### Data supplied
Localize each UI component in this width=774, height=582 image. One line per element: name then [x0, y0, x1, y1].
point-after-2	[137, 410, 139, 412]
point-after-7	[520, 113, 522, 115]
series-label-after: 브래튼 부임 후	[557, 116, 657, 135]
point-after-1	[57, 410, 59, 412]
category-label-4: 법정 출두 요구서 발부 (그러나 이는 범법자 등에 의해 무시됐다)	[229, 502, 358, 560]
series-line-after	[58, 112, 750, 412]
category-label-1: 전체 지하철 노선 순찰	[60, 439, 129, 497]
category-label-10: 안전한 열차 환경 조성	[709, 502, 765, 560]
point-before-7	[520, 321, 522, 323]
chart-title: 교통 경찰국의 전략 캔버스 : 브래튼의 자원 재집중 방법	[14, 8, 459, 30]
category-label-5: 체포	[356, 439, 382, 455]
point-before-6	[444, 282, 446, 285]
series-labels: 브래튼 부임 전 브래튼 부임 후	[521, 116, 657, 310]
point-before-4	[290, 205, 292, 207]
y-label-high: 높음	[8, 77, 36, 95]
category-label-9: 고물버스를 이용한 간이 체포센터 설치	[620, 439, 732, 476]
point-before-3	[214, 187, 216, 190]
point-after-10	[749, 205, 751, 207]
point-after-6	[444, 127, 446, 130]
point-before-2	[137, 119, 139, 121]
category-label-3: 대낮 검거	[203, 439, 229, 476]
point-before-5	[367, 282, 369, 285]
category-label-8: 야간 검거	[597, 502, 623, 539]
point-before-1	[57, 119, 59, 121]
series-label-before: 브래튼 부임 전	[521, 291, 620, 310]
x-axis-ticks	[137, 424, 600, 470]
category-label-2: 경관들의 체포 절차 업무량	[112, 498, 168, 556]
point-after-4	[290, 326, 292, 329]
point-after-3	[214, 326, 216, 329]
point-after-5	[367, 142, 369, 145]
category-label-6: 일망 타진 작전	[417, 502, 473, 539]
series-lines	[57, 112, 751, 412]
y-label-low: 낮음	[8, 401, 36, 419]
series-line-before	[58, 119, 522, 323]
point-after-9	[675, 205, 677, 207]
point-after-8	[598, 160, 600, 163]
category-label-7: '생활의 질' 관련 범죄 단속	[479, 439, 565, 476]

### To do
Quote the rows from the first one through the row that contains "category-label-2: 경관들의 체포", keeping both ends.

### Final answer
Localize each UI component in this width=774, height=582 image. One line per element: name then [x0, y0, x1, y1].
point-after-2	[137, 410, 139, 412]
point-after-7	[520, 113, 522, 115]
series-label-after: 브래튼 부임 후	[557, 116, 657, 135]
point-after-1	[57, 410, 59, 412]
category-label-4: 법정 출두 요구서 발부 (그러나 이는 범법자 등에 의해 무시됐다)	[229, 502, 358, 560]
series-line-after	[58, 112, 750, 412]
category-label-1: 전체 지하철 노선 순찰	[60, 439, 129, 497]
category-label-10: 안전한 열차 환경 조성	[709, 502, 765, 560]
point-before-7	[520, 321, 522, 323]
chart-title: 교통 경찰국의 전략 캔버스 : 브래튼의 자원 재집중 방법	[14, 8, 459, 30]
category-label-5: 체포	[356, 439, 382, 455]
point-before-6	[444, 282, 446, 285]
series-labels: 브래튼 부임 전 브래튼 부임 후	[521, 116, 657, 310]
point-before-4	[290, 205, 292, 207]
y-label-high: 높음	[8, 77, 36, 95]
category-label-9: 고물버스를 이용한 간이 체포센터 설치	[620, 439, 732, 476]
point-before-3	[214, 187, 216, 190]
point-after-10	[749, 205, 751, 207]
point-after-6	[444, 127, 446, 130]
point-before-2	[137, 119, 139, 121]
category-label-3: 대낮 검거	[203, 439, 229, 476]
point-before-5	[367, 282, 369, 285]
category-label-8: 야간 검거	[597, 502, 623, 539]
point-before-1	[57, 119, 59, 121]
series-label-before: 브래튼 부임 전	[521, 291, 620, 310]
x-axis-ticks	[137, 424, 600, 470]
category-label-2: 경관들의 체포 절차 업무량	[112, 498, 168, 556]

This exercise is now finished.